Directive:
Pull every "концепции" line out of the data below.

[Recorded data]

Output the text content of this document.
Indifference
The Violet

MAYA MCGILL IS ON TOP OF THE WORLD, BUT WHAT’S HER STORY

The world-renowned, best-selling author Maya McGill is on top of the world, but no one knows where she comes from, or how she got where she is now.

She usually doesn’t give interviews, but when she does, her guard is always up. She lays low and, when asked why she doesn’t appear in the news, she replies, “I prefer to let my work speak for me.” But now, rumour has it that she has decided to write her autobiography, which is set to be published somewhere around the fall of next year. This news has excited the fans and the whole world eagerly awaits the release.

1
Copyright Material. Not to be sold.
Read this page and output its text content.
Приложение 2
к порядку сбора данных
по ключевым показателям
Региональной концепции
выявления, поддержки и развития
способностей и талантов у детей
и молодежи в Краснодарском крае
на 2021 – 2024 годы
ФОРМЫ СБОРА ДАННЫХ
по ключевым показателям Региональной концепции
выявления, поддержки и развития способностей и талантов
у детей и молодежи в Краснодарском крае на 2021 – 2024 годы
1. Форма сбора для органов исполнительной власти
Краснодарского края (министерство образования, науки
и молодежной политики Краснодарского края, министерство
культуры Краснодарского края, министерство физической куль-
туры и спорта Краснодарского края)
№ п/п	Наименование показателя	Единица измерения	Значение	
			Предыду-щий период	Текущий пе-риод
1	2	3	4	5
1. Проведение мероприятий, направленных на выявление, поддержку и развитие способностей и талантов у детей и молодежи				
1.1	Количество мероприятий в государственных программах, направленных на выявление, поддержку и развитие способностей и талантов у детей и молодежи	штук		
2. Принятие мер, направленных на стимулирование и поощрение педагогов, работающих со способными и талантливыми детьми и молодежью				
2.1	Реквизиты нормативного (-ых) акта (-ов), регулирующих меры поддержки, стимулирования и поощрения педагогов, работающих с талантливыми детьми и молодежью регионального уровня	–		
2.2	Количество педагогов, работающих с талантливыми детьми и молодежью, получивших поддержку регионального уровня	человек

Answer:
Региональной концепции
по ключевым показателям Региональной концепции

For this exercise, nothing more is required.